(Items from a dataset)
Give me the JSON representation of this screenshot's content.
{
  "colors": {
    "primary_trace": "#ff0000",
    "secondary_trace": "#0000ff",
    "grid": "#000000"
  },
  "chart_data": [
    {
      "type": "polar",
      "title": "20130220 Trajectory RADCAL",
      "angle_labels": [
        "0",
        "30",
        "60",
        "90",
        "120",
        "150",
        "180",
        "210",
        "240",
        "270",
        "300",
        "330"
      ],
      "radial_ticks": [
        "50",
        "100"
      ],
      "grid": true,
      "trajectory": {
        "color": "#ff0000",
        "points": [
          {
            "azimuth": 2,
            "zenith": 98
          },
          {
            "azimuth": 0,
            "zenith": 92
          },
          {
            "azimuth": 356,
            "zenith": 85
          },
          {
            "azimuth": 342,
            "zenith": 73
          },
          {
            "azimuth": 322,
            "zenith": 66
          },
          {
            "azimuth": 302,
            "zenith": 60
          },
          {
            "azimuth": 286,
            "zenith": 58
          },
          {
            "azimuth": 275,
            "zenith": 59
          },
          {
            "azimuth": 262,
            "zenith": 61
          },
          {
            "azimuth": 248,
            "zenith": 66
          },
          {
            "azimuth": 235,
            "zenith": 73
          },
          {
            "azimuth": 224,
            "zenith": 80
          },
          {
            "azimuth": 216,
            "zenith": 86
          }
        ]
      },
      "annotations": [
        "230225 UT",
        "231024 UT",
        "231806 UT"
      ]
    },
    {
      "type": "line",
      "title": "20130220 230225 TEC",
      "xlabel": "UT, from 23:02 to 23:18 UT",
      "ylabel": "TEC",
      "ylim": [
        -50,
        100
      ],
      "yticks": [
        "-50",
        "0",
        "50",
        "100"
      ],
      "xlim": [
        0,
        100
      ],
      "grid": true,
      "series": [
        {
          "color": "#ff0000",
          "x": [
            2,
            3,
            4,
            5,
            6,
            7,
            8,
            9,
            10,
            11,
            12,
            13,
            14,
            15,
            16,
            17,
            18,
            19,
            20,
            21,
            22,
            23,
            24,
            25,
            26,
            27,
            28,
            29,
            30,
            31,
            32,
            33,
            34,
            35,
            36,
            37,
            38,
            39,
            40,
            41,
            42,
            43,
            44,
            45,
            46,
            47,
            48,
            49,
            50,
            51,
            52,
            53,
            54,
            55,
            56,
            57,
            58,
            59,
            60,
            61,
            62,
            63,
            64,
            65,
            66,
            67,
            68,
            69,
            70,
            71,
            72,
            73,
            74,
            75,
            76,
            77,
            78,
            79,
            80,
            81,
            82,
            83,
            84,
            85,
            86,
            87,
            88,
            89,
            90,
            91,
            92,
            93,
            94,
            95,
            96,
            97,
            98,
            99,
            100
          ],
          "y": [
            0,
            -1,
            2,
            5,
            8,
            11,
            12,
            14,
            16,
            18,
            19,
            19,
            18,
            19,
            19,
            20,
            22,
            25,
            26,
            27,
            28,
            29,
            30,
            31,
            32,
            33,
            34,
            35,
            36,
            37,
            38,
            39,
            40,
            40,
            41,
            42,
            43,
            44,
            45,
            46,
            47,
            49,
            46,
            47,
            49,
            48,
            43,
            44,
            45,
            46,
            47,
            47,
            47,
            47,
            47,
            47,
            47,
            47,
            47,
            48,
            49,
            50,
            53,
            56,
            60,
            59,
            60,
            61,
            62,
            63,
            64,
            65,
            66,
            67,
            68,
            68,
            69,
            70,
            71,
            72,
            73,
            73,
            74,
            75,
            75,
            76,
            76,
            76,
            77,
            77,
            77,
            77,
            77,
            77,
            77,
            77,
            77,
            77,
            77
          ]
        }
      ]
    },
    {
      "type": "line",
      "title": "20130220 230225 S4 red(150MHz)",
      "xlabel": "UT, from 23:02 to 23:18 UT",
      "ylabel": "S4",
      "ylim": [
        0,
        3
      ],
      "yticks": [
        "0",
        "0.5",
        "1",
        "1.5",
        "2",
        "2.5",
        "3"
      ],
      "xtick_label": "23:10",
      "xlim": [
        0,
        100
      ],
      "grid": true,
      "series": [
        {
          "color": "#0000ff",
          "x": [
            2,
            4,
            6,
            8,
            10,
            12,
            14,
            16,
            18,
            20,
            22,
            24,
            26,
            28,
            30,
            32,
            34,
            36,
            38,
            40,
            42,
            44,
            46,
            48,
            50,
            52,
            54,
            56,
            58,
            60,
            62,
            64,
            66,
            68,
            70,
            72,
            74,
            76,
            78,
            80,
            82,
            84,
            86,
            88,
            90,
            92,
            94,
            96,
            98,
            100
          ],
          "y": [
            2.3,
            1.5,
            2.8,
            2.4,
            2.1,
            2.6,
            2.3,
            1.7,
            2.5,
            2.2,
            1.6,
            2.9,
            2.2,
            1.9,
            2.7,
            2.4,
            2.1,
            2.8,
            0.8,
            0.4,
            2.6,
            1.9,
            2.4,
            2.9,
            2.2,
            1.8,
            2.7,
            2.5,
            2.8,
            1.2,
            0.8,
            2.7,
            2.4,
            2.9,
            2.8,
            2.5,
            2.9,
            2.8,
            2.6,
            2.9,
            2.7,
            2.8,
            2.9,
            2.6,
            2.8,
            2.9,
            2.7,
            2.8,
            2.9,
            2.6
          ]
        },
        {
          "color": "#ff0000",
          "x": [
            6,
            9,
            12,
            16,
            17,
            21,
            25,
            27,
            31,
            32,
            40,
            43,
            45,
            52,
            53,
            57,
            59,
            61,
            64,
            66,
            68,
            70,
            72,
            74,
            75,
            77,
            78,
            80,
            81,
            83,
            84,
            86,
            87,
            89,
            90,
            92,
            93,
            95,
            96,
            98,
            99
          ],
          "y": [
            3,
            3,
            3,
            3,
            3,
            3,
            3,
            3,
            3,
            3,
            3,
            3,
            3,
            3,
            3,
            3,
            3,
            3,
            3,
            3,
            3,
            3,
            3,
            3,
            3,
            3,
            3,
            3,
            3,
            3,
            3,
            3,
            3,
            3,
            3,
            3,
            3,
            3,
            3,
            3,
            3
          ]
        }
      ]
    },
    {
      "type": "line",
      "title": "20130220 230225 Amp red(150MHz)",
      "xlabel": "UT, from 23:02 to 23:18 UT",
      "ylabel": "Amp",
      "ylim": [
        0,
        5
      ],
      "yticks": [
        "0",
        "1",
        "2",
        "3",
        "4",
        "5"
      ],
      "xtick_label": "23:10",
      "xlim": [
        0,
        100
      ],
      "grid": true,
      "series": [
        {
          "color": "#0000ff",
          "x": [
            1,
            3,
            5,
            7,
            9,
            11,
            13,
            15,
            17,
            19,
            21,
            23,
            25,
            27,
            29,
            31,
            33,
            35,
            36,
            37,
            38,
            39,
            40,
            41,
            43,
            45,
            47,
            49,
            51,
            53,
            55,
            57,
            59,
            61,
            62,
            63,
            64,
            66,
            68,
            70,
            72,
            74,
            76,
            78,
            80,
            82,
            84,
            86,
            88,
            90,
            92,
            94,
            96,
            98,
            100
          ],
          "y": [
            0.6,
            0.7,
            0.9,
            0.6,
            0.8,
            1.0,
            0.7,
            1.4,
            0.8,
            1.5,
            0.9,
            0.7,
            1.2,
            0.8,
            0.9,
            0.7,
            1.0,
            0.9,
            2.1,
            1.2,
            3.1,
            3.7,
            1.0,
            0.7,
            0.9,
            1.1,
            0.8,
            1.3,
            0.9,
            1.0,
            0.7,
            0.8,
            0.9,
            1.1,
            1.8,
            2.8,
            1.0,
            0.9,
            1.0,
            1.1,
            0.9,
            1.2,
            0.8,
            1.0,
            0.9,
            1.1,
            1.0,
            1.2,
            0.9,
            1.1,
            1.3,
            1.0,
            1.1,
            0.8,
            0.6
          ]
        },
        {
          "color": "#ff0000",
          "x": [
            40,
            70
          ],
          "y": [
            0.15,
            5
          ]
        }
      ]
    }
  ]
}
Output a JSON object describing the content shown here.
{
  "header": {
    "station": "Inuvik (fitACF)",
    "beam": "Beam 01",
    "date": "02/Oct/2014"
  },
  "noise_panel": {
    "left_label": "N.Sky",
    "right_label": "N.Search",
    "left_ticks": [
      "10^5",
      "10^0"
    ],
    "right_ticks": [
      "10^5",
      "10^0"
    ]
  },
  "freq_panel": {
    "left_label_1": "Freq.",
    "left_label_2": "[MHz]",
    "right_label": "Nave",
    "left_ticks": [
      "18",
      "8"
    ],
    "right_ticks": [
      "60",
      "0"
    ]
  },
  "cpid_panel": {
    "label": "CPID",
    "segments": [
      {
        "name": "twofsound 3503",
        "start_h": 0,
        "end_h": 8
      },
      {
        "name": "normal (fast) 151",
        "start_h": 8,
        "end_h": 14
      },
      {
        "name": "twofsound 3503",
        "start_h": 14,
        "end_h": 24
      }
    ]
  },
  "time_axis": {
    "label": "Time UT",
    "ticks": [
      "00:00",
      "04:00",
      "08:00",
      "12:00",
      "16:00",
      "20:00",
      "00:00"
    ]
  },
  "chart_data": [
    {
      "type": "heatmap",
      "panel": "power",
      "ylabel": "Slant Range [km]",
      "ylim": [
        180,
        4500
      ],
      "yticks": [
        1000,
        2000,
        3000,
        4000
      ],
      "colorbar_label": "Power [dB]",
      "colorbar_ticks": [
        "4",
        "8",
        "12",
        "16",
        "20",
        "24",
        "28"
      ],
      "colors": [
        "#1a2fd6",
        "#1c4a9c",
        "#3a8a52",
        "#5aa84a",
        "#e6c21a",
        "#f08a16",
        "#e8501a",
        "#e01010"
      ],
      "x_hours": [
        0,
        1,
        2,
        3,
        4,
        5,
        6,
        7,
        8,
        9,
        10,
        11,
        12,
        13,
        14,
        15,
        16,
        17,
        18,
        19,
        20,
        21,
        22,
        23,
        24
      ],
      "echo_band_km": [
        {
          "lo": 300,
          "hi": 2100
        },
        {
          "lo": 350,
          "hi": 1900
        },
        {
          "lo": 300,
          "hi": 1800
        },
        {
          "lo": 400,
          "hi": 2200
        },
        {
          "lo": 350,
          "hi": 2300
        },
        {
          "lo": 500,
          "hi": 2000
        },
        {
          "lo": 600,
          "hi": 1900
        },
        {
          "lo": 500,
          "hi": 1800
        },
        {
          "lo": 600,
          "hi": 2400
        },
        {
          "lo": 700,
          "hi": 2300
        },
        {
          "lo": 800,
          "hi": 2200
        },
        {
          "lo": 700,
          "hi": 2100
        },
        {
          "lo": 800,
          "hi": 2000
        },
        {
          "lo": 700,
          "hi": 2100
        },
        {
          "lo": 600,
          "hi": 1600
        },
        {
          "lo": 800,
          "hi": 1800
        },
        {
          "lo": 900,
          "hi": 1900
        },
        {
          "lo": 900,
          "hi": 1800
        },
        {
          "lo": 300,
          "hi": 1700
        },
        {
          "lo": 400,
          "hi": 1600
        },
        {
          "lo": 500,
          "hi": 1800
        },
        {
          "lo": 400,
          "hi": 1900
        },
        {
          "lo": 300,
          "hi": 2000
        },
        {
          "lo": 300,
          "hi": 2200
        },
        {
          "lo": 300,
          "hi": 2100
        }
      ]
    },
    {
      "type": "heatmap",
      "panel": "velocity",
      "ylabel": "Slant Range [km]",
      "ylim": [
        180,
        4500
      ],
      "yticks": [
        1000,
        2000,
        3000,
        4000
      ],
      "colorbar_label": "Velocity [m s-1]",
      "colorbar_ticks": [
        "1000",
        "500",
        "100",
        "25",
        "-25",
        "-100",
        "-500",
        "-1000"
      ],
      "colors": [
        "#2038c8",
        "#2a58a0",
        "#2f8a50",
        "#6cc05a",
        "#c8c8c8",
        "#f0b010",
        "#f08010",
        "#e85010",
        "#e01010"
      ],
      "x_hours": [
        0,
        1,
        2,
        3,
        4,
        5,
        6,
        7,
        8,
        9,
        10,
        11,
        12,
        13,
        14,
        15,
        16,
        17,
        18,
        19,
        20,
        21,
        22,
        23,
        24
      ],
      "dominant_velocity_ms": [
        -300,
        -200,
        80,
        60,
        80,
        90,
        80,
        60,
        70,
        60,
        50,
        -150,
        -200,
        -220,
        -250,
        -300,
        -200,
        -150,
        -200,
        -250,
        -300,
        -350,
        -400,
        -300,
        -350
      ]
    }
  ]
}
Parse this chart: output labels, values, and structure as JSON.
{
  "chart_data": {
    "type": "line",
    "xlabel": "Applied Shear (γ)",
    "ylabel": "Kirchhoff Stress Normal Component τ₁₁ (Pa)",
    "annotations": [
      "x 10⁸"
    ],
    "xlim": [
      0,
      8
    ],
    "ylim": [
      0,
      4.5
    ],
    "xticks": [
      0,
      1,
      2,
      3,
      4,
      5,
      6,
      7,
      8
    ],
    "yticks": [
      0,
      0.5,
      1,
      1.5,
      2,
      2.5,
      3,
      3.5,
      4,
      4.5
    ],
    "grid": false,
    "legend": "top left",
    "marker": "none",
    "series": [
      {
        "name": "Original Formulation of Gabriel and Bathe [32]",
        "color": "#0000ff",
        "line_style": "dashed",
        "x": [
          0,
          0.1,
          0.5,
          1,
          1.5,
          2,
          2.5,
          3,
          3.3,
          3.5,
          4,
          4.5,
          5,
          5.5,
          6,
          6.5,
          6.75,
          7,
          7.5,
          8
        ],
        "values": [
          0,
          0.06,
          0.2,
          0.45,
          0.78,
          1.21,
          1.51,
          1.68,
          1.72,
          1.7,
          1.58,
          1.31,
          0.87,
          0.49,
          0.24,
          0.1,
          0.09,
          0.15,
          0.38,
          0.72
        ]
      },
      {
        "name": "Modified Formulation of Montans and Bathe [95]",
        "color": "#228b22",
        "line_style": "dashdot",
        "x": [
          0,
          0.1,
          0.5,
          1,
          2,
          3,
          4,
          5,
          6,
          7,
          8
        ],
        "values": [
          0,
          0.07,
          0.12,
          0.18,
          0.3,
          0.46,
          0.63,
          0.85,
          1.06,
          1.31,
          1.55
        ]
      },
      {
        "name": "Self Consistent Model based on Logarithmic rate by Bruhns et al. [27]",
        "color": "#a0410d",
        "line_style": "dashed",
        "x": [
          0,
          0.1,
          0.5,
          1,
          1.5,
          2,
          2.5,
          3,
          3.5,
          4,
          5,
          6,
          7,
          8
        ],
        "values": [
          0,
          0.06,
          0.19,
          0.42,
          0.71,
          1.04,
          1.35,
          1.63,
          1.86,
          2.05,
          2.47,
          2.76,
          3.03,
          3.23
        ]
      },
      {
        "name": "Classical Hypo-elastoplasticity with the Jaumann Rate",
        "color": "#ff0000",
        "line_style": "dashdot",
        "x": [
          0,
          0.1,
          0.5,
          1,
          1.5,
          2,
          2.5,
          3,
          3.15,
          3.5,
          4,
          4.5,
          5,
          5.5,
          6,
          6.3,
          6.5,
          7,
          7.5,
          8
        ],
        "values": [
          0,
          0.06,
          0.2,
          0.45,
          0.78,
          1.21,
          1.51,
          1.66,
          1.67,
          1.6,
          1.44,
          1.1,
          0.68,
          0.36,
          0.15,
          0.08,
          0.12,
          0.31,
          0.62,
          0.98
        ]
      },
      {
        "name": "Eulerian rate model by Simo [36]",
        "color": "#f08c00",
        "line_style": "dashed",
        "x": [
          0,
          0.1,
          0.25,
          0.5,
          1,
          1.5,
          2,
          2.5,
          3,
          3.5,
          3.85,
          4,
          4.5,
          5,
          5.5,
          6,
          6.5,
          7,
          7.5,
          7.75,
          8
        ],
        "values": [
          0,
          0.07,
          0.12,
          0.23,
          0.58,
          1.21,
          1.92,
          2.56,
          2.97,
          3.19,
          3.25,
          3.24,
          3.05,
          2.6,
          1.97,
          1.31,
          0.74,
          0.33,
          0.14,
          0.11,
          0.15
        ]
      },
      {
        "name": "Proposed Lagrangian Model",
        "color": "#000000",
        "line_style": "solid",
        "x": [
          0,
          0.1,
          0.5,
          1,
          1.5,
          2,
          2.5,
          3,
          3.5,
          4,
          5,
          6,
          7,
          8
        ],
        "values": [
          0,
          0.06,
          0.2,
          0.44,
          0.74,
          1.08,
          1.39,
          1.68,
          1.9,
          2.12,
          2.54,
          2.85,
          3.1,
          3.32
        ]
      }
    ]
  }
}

### What you have to do:
From the data above, show each line that contains "title".

### Reply to the task:
      "title": "20130220 Trajectory RADCAL",
      "title": "20130220 230225 TEC",
      "title": "20130220 230225 S4 red(150MHz)",
      "title": "20130220 230225 Amp red(150MHz)",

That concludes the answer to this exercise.